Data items
━━━━━━━━━━━━━━━━
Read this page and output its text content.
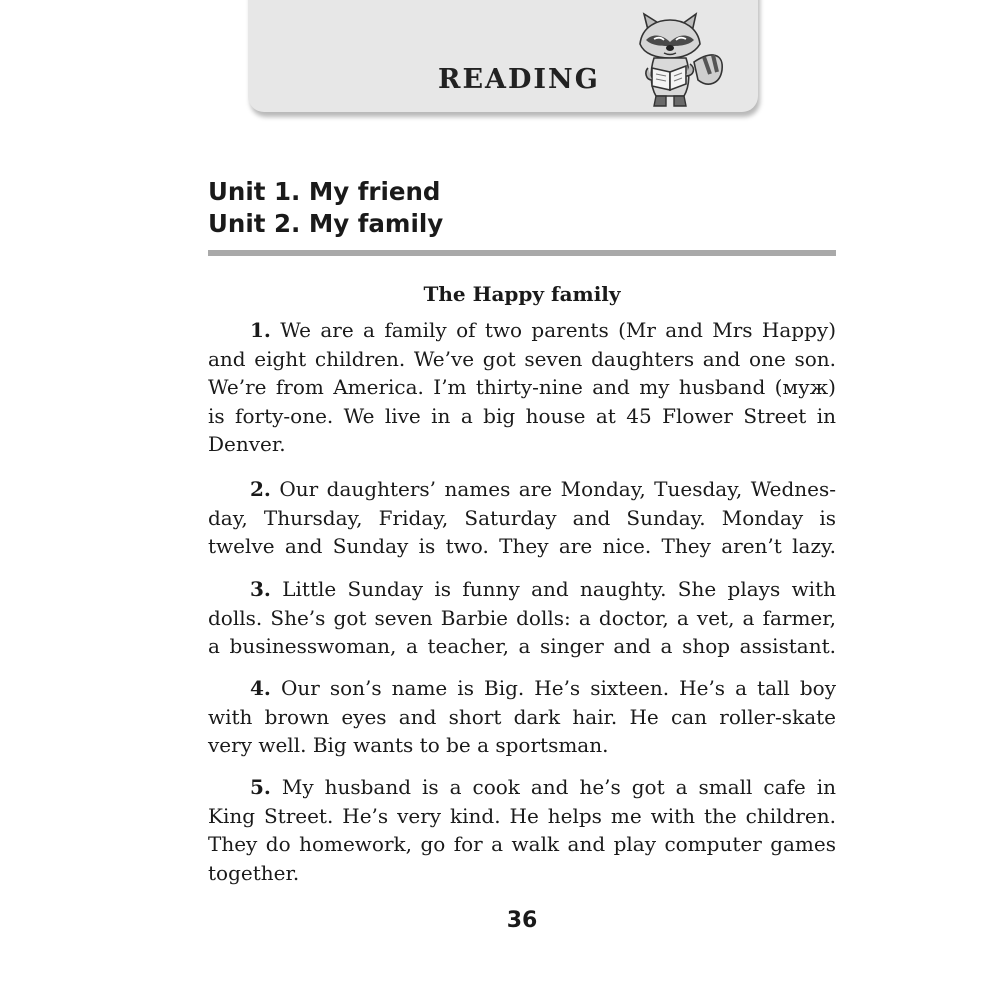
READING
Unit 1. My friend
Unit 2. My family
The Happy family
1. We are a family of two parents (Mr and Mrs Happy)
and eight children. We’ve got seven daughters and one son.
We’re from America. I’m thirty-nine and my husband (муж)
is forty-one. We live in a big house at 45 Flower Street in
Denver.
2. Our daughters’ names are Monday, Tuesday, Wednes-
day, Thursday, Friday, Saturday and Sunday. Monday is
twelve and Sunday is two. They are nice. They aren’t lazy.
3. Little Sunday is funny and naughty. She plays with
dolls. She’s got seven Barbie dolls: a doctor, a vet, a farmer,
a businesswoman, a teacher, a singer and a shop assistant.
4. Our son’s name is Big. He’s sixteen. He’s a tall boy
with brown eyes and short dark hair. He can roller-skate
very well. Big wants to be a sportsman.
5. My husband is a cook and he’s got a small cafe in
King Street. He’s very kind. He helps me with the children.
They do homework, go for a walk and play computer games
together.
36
━━━━━━━━━━━━━━━━
**EXERCISE INSTRUCTIONS**: What is the number of lines in the data that hold the word "Sunday"? Reply with that number and nothing else.

**TASK OUTPUT**: 3